## Work instructions
Copy every line that mentions the word "left".

#####

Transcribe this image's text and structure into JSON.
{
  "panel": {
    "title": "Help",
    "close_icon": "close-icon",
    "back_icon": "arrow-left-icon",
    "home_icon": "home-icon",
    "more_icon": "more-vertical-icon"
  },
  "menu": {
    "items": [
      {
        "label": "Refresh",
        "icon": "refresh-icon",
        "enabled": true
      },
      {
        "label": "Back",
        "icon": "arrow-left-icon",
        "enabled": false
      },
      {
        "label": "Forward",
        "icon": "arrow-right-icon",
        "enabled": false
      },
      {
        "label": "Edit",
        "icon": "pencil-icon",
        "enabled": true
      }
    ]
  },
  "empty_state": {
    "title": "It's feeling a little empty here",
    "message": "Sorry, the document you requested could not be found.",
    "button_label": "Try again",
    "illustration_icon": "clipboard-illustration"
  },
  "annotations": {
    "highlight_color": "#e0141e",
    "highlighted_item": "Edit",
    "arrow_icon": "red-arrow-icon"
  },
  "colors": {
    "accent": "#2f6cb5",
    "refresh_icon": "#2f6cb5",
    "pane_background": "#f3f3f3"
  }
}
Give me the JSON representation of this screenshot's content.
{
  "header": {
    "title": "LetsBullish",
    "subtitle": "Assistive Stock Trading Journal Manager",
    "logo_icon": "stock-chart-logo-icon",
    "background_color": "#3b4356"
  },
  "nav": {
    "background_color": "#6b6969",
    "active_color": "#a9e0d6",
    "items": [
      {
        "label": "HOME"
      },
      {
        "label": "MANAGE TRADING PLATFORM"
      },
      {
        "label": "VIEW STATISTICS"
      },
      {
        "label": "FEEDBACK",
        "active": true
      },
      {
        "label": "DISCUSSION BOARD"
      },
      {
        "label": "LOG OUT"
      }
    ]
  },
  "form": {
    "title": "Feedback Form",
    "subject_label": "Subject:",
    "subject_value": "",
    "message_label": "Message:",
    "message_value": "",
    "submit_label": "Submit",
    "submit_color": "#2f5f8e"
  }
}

#####

## Output
    "back_icon": "arrow-left-icon",
        "icon": "arrow-left-icon",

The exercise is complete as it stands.